[Layout element annotations]
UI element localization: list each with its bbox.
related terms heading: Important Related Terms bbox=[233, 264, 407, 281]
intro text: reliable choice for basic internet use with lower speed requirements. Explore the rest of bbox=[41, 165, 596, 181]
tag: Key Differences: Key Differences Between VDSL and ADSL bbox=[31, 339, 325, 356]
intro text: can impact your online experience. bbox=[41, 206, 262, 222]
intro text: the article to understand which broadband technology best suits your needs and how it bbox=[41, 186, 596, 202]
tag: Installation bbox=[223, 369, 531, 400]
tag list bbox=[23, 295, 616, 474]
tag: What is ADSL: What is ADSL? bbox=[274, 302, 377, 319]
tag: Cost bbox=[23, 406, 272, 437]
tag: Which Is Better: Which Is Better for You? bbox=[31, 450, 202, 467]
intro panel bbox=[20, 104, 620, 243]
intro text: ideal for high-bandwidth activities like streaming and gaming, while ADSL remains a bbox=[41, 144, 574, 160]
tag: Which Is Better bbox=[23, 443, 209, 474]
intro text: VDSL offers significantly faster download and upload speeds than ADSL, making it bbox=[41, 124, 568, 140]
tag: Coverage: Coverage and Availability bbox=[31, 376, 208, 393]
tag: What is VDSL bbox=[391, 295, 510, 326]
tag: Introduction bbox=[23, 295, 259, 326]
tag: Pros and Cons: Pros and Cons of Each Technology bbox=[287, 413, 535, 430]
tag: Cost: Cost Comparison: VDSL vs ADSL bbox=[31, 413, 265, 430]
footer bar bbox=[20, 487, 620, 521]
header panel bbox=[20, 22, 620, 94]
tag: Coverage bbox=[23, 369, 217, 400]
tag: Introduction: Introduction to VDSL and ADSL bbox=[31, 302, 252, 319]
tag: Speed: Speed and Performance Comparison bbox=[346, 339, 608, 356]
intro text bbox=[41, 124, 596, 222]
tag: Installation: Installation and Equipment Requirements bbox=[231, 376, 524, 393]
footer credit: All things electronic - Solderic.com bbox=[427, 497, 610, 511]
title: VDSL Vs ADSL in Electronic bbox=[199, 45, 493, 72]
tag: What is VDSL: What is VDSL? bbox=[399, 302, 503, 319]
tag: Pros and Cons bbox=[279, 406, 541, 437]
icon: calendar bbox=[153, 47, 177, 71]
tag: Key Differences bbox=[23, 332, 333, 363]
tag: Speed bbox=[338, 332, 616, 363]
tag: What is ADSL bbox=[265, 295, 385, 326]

**WHAT THE EXERCISE ASKS**:
Rewrite the listing with every "intro text" replaced by "intro paragraph", leaving everything else unchanged.

**TASK SOLUTION**:
UI element localization: list each with its bbox.
related terms heading: Important Related Terms bbox=[233, 264, 407, 281]
intro paragraph: reliable choice for basic internet use with lower speed requirements. Explore the rest of bbox=[41, 165, 596, 181]
tag: Key Differences: Key Differences Between VDSL and ADSL bbox=[31, 339, 325, 356]
intro paragraph: can impact your online experience. bbox=[41, 206, 262, 222]
intro paragraph: the article to understand which broadband technology best suits your needs and how it bbox=[41, 186, 596, 202]
tag: Installation bbox=[223, 369, 531, 400]
tag list bbox=[23, 295, 616, 474]
tag: What is ADSL: What is ADSL? bbox=[274, 302, 377, 319]
tag: Cost bbox=[23, 406, 272, 437]
tag: Which Is Better: Which Is Better for You? bbox=[31, 450, 202, 467]
intro panel bbox=[20, 104, 620, 243]
intro paragraph: ideal for high-bandwidth activities like streaming and gaming, while ADSL remains a bbox=[41, 144, 574, 160]
tag: Which Is Better bbox=[23, 443, 209, 474]
intro paragraph: VDSL offers significantly faster download and upload speeds than ADSL, making it bbox=[41, 124, 568, 140]
tag: Coverage: Coverage and Availability bbox=[31, 376, 208, 393]
tag: What is VDSL bbox=[391, 295, 510, 326]
tag: Introduction bbox=[23, 295, 259, 326]
tag: Pros and Cons: Pros and Cons of Each Technology bbox=[287, 413, 535, 430]
tag: Cost: Cost Comparison: VDSL vs ADSL bbox=[31, 413, 265, 430]
footer bar bbox=[20, 487, 620, 521]
header panel bbox=[20, 22, 620, 94]
tag: Coverage bbox=[23, 369, 217, 400]
tag: Introduction: Introduction to VDSL and ADSL bbox=[31, 302, 252, 319]
tag: Speed: Speed and Performance Comparison bbox=[346, 339, 608, 356]
intro paragraph bbox=[41, 124, 596, 222]
tag: Installation: Installation and Equipment Requirements bbox=[231, 376, 524, 393]
footer credit: All things electronic - Solderic.com bbox=[427, 497, 610, 511]
title: VDSL Vs ADSL in Electronic bbox=[199, 45, 493, 72]
tag: What is VDSL: What is VDSL? bbox=[399, 302, 503, 319]
tag: Pros and Cons bbox=[279, 406, 541, 437]
icon: calendar bbox=[153, 47, 177, 71]
tag: Key Differences bbox=[23, 332, 333, 363]
tag: Speed bbox=[338, 332, 616, 363]
tag: What is ADSL bbox=[265, 295, 385, 326]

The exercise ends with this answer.